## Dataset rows
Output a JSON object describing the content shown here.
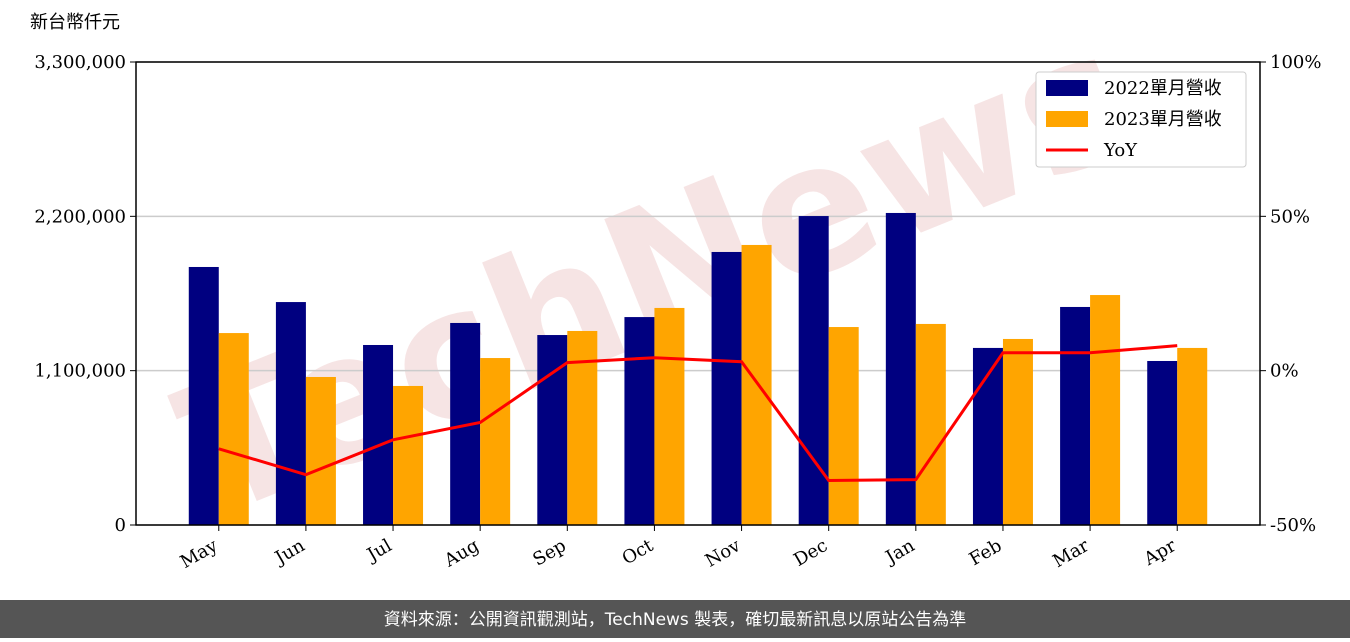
{
  "chart_data": {
    "type": "bar",
    "y_label": "新台幣仟元",
    "watermark": "TechNews",
    "categories": [
      "May",
      "Jun",
      "Jul",
      "Aug",
      "Sep",
      "Oct",
      "Nov",
      "Dec",
      "Jan",
      "Feb",
      "Mar",
      "Apr"
    ],
    "series": [
      {
        "name": "2022單月營收",
        "color": "#000080",
        "values": [
          1839000,
          1589000,
          1283000,
          1440000,
          1354000,
          1482000,
          1946000,
          2202000,
          2224000,
          1262000,
          1554000,
          1169000
        ]
      },
      {
        "name": "2023單月營收",
        "color": "#ffa500",
        "values": [
          1368000,
          1055000,
          991000,
          1190000,
          1383000,
          1547000,
          1996000,
          1411000,
          1433000,
          1326000,
          1639000,
          1262000
        ]
      },
      {
        "name": "YoY",
        "color": "#ff0000",
        "type": "line",
        "axis": "y2",
        "values": [
          -25.3,
          -33.7,
          -22.4,
          -16.8,
          2.6,
          4.2,
          2.9,
          -35.6,
          -35.3,
          5.8,
          5.8,
          8.1
        ]
      }
    ],
    "ylim": [
      0,
      3300000
    ],
    "yticks": [
      0,
      {
        "value": 1100000,
        "label": "1,100,000"
      },
      {
        "value": 2200000,
        "label": "2,200,000"
      },
      {
        "value": 3300000,
        "label": "3,300,000"
      }
    ],
    "y2lim": [
      -50,
      100
    ],
    "y2ticks": [
      {
        "value": -50,
        "label": "-50%"
      },
      {
        "value": 0,
        "label": "0%"
      },
      {
        "value": 50,
        "label": "50%"
      },
      {
        "value": 100,
        "label": "100%"
      }
    ],
    "grid": true,
    "legend": "upper right",
    "footer": "資料來源：公開資訊觀測站，TechNews 製表，確切最新訊息以原站公告為準"
  }
}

## Problem statement
Repeat the data above exactly, but not the pictures.

## The solution
Output a JSON object describing the content shown here.
{
  "chart_data": {
    "type": "bar",
    "y_label": "新台幣仟元",
    "watermark": "TechNews",
    "categories": [
      "May",
      "Jun",
      "Jul",
      "Aug",
      "Sep",
      "Oct",
      "Nov",
      "Dec",
      "Jan",
      "Feb",
      "Mar",
      "Apr"
    ],
    "series": [
      {
        "name": "2022單月營收",
        "color": "#000080",
        "values": [
          1839000,
          1589000,
          1283000,
          1440000,
          1354000,
          1482000,
          1946000,
          2202000,
          2224000,
          1262000,
          1554000,
          1169000
        ]
      },
      {
        "name": "2023單月營收",
        "color": "#ffa500",
        "values": [
          1368000,
          1055000,
          991000,
          1190000,
          1383000,
          1547000,
          1996000,
          1411000,
          1433000,
          1326000,
          1639000,
          1262000
        ]
      },
      {
        "name": "YoY",
        "color": "#ff0000",
        "type": "line",
        "axis": "y2",
        "values": [
          -25.3,
          -33.7,
          -22.4,
          -16.8,
          2.6,
          4.2,
          2.9,
          -35.6,
          -35.3,
          5.8,
          5.8,
          8.1
        ]
      }
    ],
    "ylim": [
      0,
      3300000
    ],
    "yticks": [
      0,
      {
        "value": 1100000,
        "label": "1,100,000"
      },
      {
        "value": 2200000,
        "label": "2,200,000"
      },
      {
        "value": 3300000,
        "label": "3,300,000"
      }
    ],
    "y2lim": [
      -50,
      100
    ],
    "y2ticks": [
      {
        "value": -50,
        "label": "-50%"
      },
      {
        "value": 0,
        "label": "0%"
      },
      {
        "value": 50,
        "label": "50%"
      },
      {
        "value": 100,
        "label": "100%"
      }
    ],
    "grid": true,
    "legend": "upper right",
    "footer": "資料來源：公開資訊觀測站，TechNews 製表，確切最新訊息以原站公告為準"
  }
}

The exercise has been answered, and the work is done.